• _Exercise_
In the entries below, find the lines with the word "JSON" and copy them.
* * * *
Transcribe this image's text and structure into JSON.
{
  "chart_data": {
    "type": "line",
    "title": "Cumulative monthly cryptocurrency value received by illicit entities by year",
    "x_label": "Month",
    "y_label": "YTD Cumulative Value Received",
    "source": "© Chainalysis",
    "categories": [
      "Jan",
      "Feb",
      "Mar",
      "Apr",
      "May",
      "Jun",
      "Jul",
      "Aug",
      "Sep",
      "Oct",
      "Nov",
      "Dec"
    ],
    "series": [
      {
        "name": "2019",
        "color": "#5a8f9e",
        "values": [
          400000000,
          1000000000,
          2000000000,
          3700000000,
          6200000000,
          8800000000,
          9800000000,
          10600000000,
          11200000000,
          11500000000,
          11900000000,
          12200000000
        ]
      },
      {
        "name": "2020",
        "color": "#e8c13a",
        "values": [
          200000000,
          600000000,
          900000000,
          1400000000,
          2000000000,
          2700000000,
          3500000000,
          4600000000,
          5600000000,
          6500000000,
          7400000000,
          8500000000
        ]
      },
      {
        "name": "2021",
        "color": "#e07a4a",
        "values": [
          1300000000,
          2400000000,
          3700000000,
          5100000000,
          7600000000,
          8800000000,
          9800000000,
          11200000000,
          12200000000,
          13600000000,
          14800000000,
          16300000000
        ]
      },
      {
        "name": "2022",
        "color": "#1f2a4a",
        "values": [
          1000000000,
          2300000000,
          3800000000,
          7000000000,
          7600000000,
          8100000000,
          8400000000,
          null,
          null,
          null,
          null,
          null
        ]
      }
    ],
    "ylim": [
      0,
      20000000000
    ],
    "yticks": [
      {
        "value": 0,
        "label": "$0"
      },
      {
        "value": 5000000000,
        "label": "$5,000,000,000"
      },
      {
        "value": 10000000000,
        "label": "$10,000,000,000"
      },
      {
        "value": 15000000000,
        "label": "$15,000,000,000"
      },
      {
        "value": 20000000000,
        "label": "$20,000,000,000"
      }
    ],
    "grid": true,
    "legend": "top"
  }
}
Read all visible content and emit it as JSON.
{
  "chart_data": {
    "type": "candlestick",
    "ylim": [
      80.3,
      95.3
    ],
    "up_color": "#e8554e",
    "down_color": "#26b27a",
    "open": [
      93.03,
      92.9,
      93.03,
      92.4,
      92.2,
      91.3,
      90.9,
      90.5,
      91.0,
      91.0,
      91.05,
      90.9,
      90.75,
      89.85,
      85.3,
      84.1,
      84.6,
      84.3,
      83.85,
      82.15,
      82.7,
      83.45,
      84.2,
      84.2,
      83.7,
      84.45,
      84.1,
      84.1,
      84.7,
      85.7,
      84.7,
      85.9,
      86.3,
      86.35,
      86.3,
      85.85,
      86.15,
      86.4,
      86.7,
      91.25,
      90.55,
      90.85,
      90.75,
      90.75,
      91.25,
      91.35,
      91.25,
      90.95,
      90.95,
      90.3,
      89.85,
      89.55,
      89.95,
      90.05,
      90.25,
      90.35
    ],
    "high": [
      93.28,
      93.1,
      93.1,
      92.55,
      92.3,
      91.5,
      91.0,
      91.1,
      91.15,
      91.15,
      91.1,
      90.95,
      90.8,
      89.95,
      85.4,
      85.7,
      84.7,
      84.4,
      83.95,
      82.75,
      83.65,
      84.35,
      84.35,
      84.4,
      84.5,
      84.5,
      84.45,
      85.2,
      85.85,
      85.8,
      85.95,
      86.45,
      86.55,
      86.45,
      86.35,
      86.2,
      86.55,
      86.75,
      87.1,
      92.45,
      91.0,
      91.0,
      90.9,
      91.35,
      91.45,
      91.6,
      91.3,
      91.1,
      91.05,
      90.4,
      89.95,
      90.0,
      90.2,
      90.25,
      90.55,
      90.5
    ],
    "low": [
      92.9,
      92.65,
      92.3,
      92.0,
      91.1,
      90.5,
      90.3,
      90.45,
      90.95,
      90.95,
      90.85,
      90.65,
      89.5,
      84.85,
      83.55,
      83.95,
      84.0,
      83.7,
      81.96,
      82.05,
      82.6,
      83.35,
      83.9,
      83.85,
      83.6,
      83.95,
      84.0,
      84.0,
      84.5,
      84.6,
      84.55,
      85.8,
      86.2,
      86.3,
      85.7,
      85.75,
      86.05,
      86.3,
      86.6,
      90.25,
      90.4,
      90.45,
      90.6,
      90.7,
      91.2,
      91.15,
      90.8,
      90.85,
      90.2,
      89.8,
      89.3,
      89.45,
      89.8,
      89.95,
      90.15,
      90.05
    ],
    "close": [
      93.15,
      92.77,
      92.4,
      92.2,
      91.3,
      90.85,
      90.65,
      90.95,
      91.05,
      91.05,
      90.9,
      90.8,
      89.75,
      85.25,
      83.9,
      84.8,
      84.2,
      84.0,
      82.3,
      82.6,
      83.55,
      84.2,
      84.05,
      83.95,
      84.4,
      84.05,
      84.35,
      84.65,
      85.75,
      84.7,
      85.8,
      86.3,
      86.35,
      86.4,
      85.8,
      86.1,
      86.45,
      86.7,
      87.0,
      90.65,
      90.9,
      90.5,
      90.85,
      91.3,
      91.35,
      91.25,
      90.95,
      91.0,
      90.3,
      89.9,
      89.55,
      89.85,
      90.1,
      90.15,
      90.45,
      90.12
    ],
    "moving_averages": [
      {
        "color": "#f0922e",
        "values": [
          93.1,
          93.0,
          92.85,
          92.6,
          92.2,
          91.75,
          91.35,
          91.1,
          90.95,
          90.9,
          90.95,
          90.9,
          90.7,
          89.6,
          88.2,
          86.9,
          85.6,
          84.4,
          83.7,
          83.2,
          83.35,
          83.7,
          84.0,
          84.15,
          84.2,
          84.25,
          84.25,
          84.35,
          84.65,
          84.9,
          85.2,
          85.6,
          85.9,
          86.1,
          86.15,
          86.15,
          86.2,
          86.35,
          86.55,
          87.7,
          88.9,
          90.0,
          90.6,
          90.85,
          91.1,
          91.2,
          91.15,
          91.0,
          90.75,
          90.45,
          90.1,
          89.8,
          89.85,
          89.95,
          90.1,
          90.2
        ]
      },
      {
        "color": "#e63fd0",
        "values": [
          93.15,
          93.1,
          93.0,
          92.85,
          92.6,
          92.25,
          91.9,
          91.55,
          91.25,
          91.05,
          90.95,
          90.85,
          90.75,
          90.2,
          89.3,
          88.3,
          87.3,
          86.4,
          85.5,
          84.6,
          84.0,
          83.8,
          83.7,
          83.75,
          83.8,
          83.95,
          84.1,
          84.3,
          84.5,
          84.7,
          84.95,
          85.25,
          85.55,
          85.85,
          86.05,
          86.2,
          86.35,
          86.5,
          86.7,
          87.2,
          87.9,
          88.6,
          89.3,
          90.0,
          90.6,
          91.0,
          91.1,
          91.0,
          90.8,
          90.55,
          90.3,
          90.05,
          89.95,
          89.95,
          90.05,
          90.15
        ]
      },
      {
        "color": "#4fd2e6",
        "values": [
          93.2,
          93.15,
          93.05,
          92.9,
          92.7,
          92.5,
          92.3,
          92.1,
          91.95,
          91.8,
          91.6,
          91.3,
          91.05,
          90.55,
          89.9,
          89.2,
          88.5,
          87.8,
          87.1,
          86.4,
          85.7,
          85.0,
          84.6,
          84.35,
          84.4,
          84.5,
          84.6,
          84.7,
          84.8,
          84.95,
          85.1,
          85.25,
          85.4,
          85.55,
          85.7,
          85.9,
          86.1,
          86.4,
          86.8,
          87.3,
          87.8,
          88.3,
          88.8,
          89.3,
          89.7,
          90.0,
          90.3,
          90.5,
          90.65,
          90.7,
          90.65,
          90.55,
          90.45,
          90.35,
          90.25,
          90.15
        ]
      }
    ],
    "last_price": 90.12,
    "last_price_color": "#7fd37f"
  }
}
* * * *
• _Result_
Transcribe this image's text and structure into JSON.
Read all visible content and emit it as JSON.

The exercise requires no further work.